◆ **Stated exercise**: Pictures aside, repeat every entry exactly.

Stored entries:

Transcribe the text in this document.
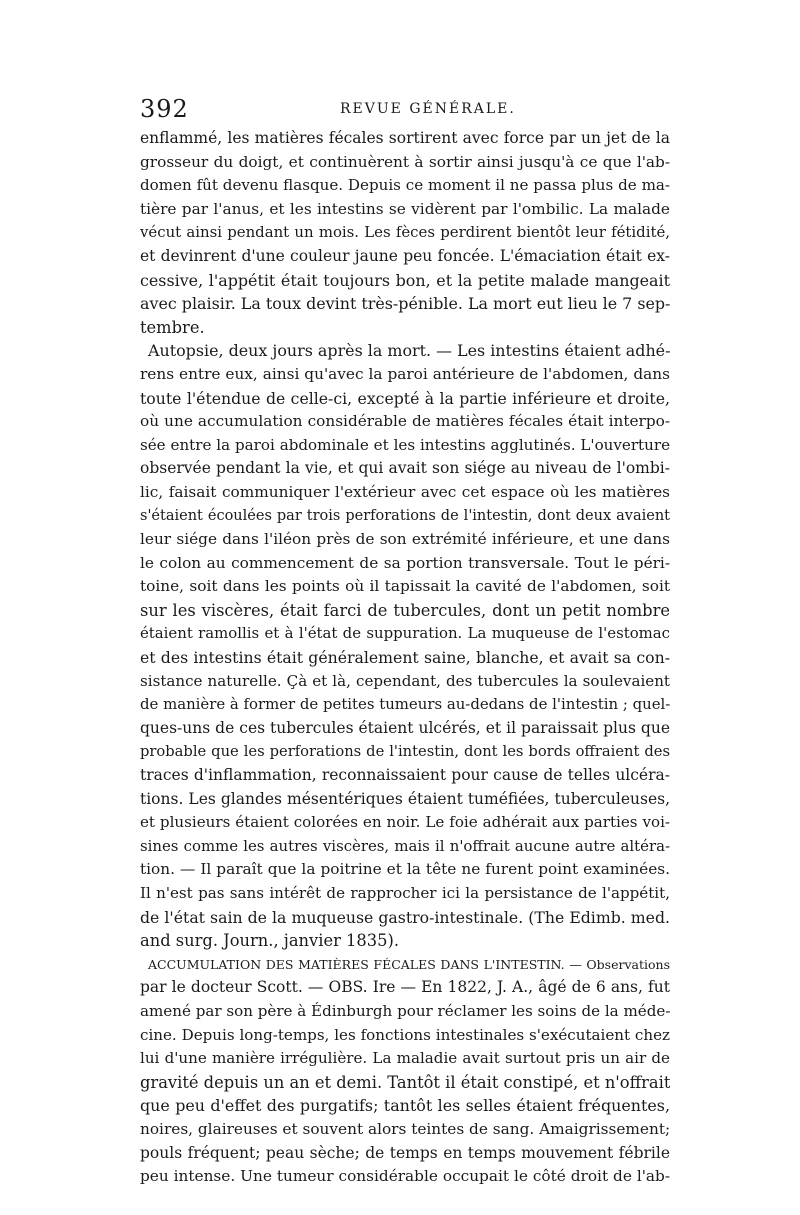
392	REVUE GÉNÉRALE.
enflammé, les matières fécales sortirent avec force par un jet de la
grosseur du doigt, et continuèrent à sortir ainsi jusqu'à ce que l'ab-
domen fût devenu flasque. Depuis ce moment il ne passa plus de ma-
tière par l'anus, et les intestins se vidèrent par l'ombilic. La malade
vécut ainsi pendant un mois. Les fèces perdirent bientôt leur fétidité,
et devinrent d'une couleur jaune peu foncée. L'émaciation était ex-
cessive, l'appétit était toujours bon, et la petite malade mangeait
avec plaisir. La toux devint très-pénible. La mort eut lieu le 7 sep-
tembre.
Autopsie, deux jours après la mort. — Les intestins étaient adhé-
rens entre eux, ainsi qu'avec la paroi antérieure de l'abdomen, dans
toute l'étendue de celle-ci, excepté à la partie inférieure et droite,
où une accumulation considérable de matières fécales était interpo-
sée entre la paroi abdominale et les intestins agglutinés. L'ouverture
observée pendant la vie, et qui avait son siége au niveau de l'ombi-
lic, faisait communiquer l'extérieur avec cet espace où les matières
s'étaient écoulées par trois perforations de l'intestin, dont deux avaient
leur siége dans l'iléon près de son extrémité inférieure, et une dans
le colon au commencement de sa portion transversale. Tout le péri-
toine, soit dans les points où il tapissait la cavité de l'abdomen, soit
sur les viscères, était farci de tubercules, dont un petit nombre
étaient ramollis et à l'état de suppuration. La muqueuse de l'estomac
et des intestins était généralement saine, blanche, et avait sa con-
sistance naturelle. Çà et là, cependant, des tubercules la soulevaient
de manière à former de petites tumeurs au-dedans de l'intestin ; quel-
ques-uns de ces tubercules étaient ulcérés, et il paraissait plus que
probable que les perforations de l'intestin, dont les bords offraient des
traces d'inflammation, reconnaissaient pour cause de telles ulcéra-
tions. Les glandes mésentériques étaient tuméfiées, tuberculeuses,
et plusieurs étaient colorées en noir. Le foie adhérait aux parties voi-
sines comme les autres viscères, mais il n'offrait aucune autre altéra-
tion. — Il paraît que la poitrine et la tête ne furent point examinées.
Il n'est pas sans intérêt de rapprocher ici la persistance de l'appétit,
de l'état sain de la muqueuse gastro-intestinale. (The Edimb. med.
and surg. Journ., janvier 1835).
ACCUMULATION DES MATIÈRES FÉCALES DANS L'INTESTIN. — Observations
par le docteur Scott. — OBS. Ire — En 1822, J. A., âgé de 6 ans, fut
amené par son père à Édinburgh pour réclamer les soins de la méde-
cine. Depuis long-temps, les fonctions intestinales s'exécutaient chez
lui d'une manière irrégulière. La maladie avait surtout pris un air de
gravité depuis un an et demi. Tantôt il était constipé, et n'offrait
que peu d'effet des purgatifs; tantôt les selles étaient fréquentes,
noires, glaireuses et souvent alors teintes de sang. Amaigrissement;
pouls fréquent; peau sèche; de temps en temps mouvement fébrile
peu intense. Une tumeur considérable occupait le côté droit de l'ab-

◆ **Answer for the task**:
Transcribe the text in this document.
392	REVUE GÉNÉRALE.
enflammé, les matières fécales sortirent avec force par un jet de la
grosseur du doigt, et continuèrent à sortir ainsi jusqu'à ce que l'ab-
domen fût devenu flasque. Depuis ce moment il ne passa plus de ma-
tière par l'anus, et les intestins se vidèrent par l'ombilic. La malade
vécut ainsi pendant un mois. Les fèces perdirent bientôt leur fétidité,
et devinrent d'une couleur jaune peu foncée. L'émaciation était ex-
cessive, l'appétit était toujours bon, et la petite malade mangeait
avec plaisir. La toux devint très-pénible. La mort eut lieu le 7 sep-
tembre.
Autopsie, deux jours après la mort. — Les intestins étaient adhé-
rens entre eux, ainsi qu'avec la paroi antérieure de l'abdomen, dans
toute l'étendue de celle-ci, excepté à la partie inférieure et droite,
où une accumulation considérable de matières fécales était interpo-
sée entre la paroi abdominale et les intestins agglutinés. L'ouverture
observée pendant la vie, et qui avait son siége au niveau de l'ombi-
lic, faisait communiquer l'extérieur avec cet espace où les matières
s'étaient écoulées par trois perforations de l'intestin, dont deux avaient
leur siége dans l'iléon près de son extrémité inférieure, et une dans
le colon au commencement de sa portion transversale. Tout le péri-
toine, soit dans les points où il tapissait la cavité de l'abdomen, soit
sur les viscères, était farci de tubercules, dont un petit nombre
étaient ramollis et à l'état de suppuration. La muqueuse de l'estomac
et des intestins était généralement saine, blanche, et avait sa con-
sistance naturelle. Çà et là, cependant, des tubercules la soulevaient
de manière à former de petites tumeurs au-dedans de l'intestin ; quel-
ques-uns de ces tubercules étaient ulcérés, et il paraissait plus que
probable que les perforations de l'intestin, dont les bords offraient des
traces d'inflammation, reconnaissaient pour cause de telles ulcéra-
tions. Les glandes mésentériques étaient tuméfiées, tuberculeuses,
et plusieurs étaient colorées en noir. Le foie adhérait aux parties voi-
sines comme les autres viscères, mais il n'offrait aucune autre altéra-
tion. — Il paraît que la poitrine et la tête ne furent point examinées.
Il n'est pas sans intérêt de rapprocher ici la persistance de l'appétit,
de l'état sain de la muqueuse gastro-intestinale. (The Edimb. med.
and surg. Journ., janvier 1835).
ACCUMULATION DES MATIÈRES FÉCALES DANS L'INTESTIN. — Observations
par le docteur Scott. — OBS. Ire — En 1822, J. A., âgé de 6 ans, fut
amené par son père à Édinburgh pour réclamer les soins de la méde-
cine. Depuis long-temps, les fonctions intestinales s'exécutaient chez
lui d'une manière irrégulière. La maladie avait surtout pris un air de
gravité depuis un an et demi. Tantôt il était constipé, et n'offrait
que peu d'effet des purgatifs; tantôt les selles étaient fréquentes,
noires, glaireuses et souvent alors teintes de sang. Amaigrissement;
pouls fréquent; peau sèche; de temps en temps mouvement fébrile
peu intense. Une tumeur considérable occupait le côté droit de l'ab-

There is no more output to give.